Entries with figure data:
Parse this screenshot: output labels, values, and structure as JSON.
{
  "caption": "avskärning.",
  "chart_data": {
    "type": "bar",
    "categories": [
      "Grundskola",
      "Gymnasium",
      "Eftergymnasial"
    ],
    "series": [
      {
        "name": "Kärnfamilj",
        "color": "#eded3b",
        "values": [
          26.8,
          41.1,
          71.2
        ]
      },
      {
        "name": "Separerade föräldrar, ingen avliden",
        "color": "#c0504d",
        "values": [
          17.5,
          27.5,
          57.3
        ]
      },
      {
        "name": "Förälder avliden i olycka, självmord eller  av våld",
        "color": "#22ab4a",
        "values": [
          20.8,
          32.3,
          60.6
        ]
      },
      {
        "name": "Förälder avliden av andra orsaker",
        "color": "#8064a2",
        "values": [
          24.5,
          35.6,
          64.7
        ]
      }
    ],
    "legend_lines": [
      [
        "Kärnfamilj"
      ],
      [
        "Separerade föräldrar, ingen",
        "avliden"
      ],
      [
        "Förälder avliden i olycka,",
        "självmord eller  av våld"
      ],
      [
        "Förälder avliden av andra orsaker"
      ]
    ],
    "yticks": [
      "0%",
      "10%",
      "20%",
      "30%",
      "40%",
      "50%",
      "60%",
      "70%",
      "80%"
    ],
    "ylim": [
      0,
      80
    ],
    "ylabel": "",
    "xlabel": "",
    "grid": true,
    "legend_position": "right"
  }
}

• Stated exercise: Your task is to quote all of the data word for word.

• Response:
Parse this screenshot: output labels, values, and structure as JSON.
{
  "caption": "avskärning.",
  "chart_data": {
    "type": "bar",
    "categories": [
      "Grundskola",
      "Gymnasium",
      "Eftergymnasial"
    ],
    "series": [
      {
        "name": "Kärnfamilj",
        "color": "#eded3b",
        "values": [
          26.8,
          41.1,
          71.2
        ]
      },
      {
        "name": "Separerade föräldrar, ingen avliden",
        "color": "#c0504d",
        "values": [
          17.5,
          27.5,
          57.3
        ]
      },
      {
        "name": "Förälder avliden i olycka, självmord eller  av våld",
        "color": "#22ab4a",
        "values": [
          20.8,
          32.3,
          60.6
        ]
      },
      {
        "name": "Förälder avliden av andra orsaker",
        "color": "#8064a2",
        "values": [
          24.5,
          35.6,
          64.7
        ]
      }
    ],
    "legend_lines": [
      [
        "Kärnfamilj"
      ],
      [
        "Separerade föräldrar, ingen",
        "avliden"
      ],
      [
        "Förälder avliden i olycka,",
        "självmord eller  av våld"
      ],
      [
        "Förälder avliden av andra orsaker"
      ]
    ],
    "yticks": [
      "0%",
      "10%",
      "20%",
      "30%",
      "40%",
      "50%",
      "60%",
      "70%",
      "80%"
    ],
    "ylim": [
      0,
      80
    ],
    "ylabel": "",
    "xlabel": "",
    "grid": true,
    "legend_position": "right"
  }
}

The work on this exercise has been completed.